→ Aim of the task: Using the data below, copy each line that includes the word "العتق".

**** Records for the exercise

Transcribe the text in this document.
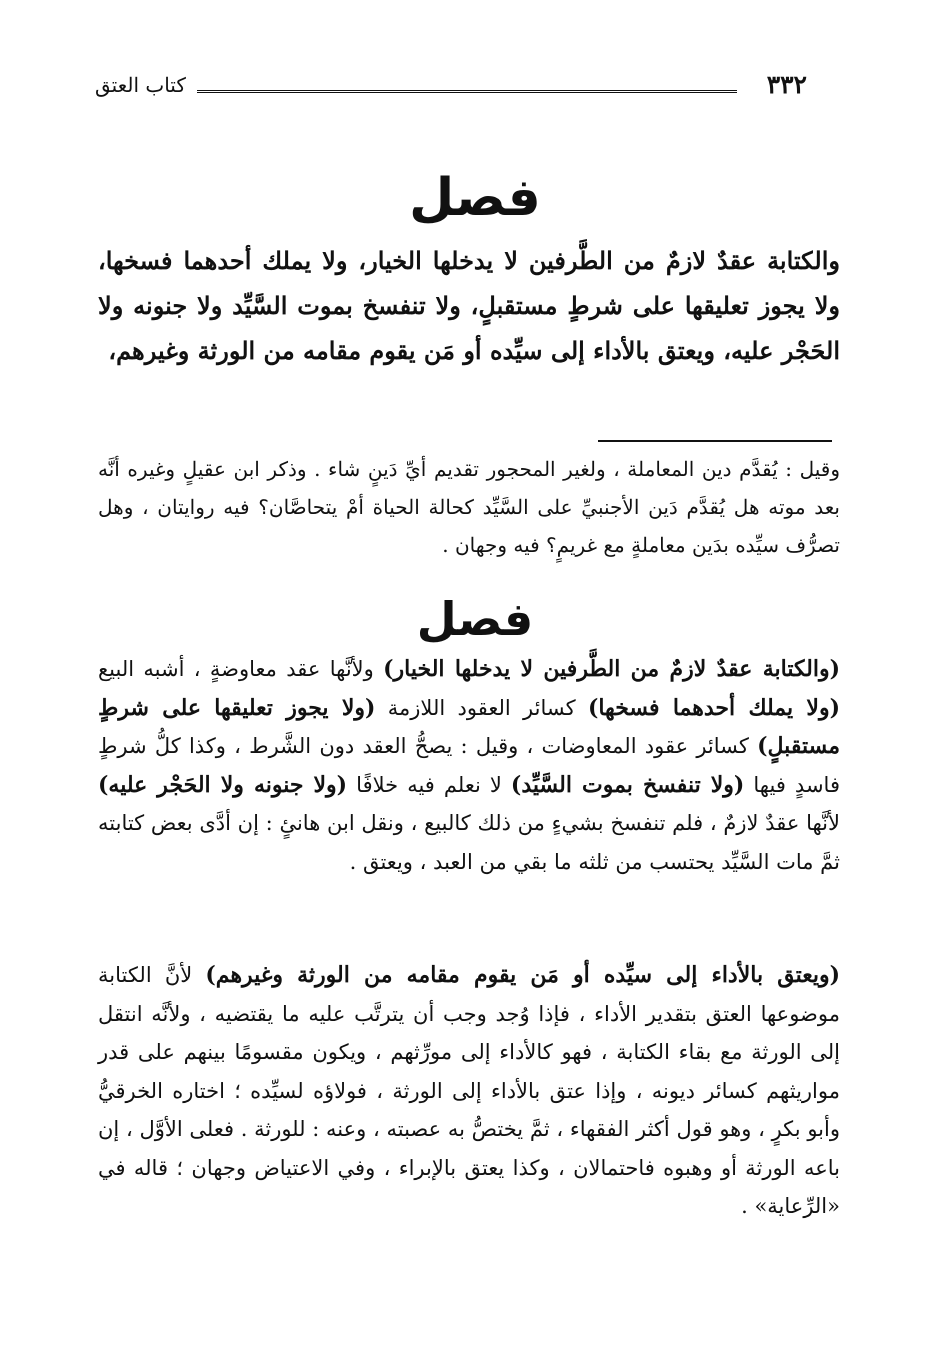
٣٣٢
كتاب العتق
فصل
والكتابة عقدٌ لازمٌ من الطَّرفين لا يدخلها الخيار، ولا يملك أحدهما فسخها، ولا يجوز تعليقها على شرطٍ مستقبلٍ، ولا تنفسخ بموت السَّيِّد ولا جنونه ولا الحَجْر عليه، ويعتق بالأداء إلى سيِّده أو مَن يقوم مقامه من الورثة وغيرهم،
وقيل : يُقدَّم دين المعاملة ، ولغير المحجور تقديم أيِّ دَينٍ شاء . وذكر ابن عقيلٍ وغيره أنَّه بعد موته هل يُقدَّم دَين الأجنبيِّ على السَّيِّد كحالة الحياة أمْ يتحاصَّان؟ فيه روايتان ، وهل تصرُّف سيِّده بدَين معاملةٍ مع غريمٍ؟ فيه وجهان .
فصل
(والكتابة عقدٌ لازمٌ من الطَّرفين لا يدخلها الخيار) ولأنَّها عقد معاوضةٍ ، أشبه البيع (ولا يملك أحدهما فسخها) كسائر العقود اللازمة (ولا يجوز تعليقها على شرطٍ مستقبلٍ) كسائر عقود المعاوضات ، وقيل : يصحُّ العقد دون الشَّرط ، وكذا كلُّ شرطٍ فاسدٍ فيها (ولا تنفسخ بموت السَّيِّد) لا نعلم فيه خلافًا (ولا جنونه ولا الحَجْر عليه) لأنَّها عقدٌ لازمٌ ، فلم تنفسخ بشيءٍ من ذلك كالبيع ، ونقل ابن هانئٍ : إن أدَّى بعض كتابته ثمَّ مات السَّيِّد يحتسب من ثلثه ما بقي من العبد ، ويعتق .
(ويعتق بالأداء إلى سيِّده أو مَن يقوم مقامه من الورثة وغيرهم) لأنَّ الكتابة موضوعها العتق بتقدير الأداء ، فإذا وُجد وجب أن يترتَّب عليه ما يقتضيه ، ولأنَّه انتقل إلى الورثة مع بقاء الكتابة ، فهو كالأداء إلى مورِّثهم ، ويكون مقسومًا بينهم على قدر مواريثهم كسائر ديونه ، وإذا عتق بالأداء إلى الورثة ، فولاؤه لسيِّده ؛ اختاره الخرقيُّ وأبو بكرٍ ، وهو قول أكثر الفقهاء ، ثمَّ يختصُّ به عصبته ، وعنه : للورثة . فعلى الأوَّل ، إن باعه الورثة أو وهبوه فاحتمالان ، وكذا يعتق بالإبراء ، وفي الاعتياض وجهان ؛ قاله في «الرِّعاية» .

********

→ Result for this exercise:
كتاب العتق
(ويعتق بالأداء إلى سيِّده أو مَن يقوم مقامه من الورثة وغيرهم) لأنَّ الكتابة موضوعها العتق بتقدير الأداء ، فإذا وُجد وجب أن يترتَّب عليه ما يقتضيه ، ولأنَّه انتقل إلى الورثة مع بقاء الكتابة ، فهو كالأداء إلى مورِّثهم ، ويكون مقسومًا بينهم على قدر مواريثهم كسائر ديونه ، وإذا عتق بالأداء إلى الورثة ، فولاؤه لسيِّده ؛ اختاره الخرقيُّ وأبو بكرٍ ، وهو قول أكثر الفقهاء ، ثمَّ يختصُّ به عصبته ، وعنه : للورثة . فعلى الأوَّل ، إن باعه الورثة أو وهبوه فاحتمالان ، وكذا يعتق بالإبراء ، وفي الاعتياض وجهان ؛ قاله في «الرِّعاية» .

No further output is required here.